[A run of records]
** start **
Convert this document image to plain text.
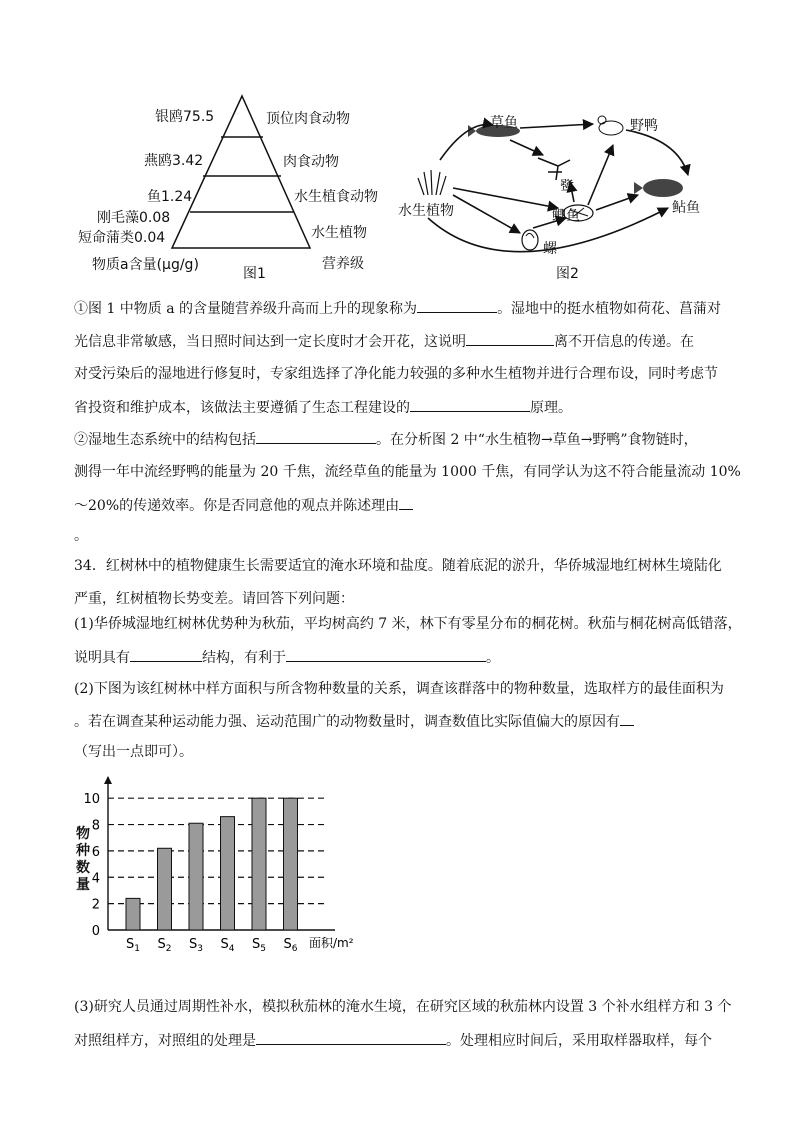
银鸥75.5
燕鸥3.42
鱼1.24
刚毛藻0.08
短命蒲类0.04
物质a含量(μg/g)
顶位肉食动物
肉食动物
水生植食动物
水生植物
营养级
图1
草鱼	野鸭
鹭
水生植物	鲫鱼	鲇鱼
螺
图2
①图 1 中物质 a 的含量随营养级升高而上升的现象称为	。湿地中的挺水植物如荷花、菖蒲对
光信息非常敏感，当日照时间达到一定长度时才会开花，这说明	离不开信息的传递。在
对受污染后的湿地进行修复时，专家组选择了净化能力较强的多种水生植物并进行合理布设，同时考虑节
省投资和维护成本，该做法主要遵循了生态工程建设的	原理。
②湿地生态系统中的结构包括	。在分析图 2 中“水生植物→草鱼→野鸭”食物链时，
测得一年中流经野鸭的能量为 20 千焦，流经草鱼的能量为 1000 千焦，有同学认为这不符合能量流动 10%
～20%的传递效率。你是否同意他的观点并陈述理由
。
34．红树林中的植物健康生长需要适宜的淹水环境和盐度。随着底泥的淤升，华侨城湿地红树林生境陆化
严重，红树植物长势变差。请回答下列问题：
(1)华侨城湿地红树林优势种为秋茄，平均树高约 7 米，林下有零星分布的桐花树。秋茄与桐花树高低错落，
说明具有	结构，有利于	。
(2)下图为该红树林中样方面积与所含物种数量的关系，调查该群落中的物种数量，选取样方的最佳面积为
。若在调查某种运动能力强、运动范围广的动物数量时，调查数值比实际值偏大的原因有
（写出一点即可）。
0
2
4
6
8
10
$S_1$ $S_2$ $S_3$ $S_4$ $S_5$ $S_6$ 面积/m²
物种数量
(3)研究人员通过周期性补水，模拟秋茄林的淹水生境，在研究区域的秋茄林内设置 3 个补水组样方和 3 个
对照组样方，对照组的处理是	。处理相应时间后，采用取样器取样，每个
** end **
Give every record back exactly as it reads, with no images.

**EXERCISE RESULT**
Convert this document image to plain text.
银鸥75.5
燕鸥3.42
鱼1.24
刚毛藻0.08
短命蒲类0.04
物质a含量(μg/g)
顶位肉食动物
肉食动物
水生植食动物
水生植物
营养级
图1
草鱼	野鸭
鹭
水生植物	鲫鱼	鲇鱼
螺
图2
①图 1 中物质 a 的含量随营养级升高而上升的现象称为	。湿地中的挺水植物如荷花、菖蒲对
光信息非常敏感，当日照时间达到一定长度时才会开花，这说明	离不开信息的传递。在
对受污染后的湿地进行修复时，专家组选择了净化能力较强的多种水生植物并进行合理布设，同时考虑节
省投资和维护成本，该做法主要遵循了生态工程建设的	原理。
②湿地生态系统中的结构包括	。在分析图 2 中“水生植物→草鱼→野鸭”食物链时，
测得一年中流经野鸭的能量为 20 千焦，流经草鱼的能量为 1000 千焦，有同学认为这不符合能量流动 10%
～20%的传递效率。你是否同意他的观点并陈述理由
。
34．红树林中的植物健康生长需要适宜的淹水环境和盐度。随着底泥的淤升，华侨城湿地红树林生境陆化
严重，红树植物长势变差。请回答下列问题：
(1)华侨城湿地红树林优势种为秋茄，平均树高约 7 米，林下有零星分布的桐花树。秋茄与桐花树高低错落，
说明具有	结构，有利于	。
(2)下图为该红树林中样方面积与所含物种数量的关系，调查该群落中的物种数量，选取样方的最佳面积为
。若在调查某种运动能力强、运动范围广的动物数量时，调查数值比实际值偏大的原因有
（写出一点即可）。
0
2
4
6
8
10
$S_1$ $S_2$ $S_3$ $S_4$ $S_5$ $S_6$ 面积/m²
物种数量
(3)研究人员通过周期性补水，模拟秋茄林的淹水生境，在研究区域的秋茄林内设置 3 个补水组样方和 3 个
对照组样方，对照组的处理是	。处理相应时间后，采用取样器取样，每个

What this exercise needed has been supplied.